* _GIVEN EXERCISE_
Using the listing below, copy every line that mentions "these".
— begin —
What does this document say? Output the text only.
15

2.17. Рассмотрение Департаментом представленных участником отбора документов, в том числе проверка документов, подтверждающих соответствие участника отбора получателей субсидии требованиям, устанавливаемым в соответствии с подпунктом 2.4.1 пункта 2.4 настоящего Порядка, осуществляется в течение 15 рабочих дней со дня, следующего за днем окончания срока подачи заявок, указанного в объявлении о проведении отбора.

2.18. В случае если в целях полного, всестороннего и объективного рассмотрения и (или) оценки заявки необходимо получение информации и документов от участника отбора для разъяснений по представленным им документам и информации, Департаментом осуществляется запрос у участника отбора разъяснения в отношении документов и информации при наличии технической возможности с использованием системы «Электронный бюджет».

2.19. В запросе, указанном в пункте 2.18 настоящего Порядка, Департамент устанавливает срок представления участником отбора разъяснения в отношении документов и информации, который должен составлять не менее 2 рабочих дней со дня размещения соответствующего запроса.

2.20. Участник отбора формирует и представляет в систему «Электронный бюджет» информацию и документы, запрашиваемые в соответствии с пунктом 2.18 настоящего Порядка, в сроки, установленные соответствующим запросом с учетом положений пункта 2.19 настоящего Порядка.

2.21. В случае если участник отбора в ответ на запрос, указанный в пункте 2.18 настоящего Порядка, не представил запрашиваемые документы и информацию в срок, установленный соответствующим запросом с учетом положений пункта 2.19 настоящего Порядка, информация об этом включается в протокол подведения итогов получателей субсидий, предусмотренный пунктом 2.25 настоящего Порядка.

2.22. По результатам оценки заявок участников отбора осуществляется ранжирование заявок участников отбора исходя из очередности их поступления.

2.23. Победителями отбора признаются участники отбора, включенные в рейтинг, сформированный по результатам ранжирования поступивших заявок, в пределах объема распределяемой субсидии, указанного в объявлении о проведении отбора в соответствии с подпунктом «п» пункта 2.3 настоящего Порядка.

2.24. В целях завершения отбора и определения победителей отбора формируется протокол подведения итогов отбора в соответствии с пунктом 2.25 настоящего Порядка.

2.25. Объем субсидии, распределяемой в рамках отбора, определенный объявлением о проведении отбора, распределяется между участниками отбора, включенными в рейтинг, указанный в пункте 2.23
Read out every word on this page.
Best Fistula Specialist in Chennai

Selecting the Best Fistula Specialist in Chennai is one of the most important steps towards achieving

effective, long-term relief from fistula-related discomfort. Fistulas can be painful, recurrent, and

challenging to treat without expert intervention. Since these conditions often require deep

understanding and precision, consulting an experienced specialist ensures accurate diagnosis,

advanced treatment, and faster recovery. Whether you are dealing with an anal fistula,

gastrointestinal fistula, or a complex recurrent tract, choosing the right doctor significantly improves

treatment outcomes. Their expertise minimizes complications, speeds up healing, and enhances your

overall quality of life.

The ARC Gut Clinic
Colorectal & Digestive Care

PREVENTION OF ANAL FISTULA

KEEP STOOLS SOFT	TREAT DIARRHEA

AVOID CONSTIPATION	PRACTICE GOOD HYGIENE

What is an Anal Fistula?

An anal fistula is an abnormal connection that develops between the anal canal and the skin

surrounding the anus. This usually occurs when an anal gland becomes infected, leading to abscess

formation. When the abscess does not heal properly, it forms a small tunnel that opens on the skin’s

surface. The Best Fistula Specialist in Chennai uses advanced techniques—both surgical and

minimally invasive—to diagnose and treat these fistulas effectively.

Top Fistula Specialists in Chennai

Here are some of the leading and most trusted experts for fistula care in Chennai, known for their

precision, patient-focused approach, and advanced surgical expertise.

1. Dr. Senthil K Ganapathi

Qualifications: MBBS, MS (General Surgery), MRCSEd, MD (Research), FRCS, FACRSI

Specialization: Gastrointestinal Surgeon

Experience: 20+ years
— end —
* _RESULT FOR THIS EXERCISE_
challenging to treat without expert intervention. Since these conditions often require deep
minimally invasive—to diagnose and treat these fistulas effectively.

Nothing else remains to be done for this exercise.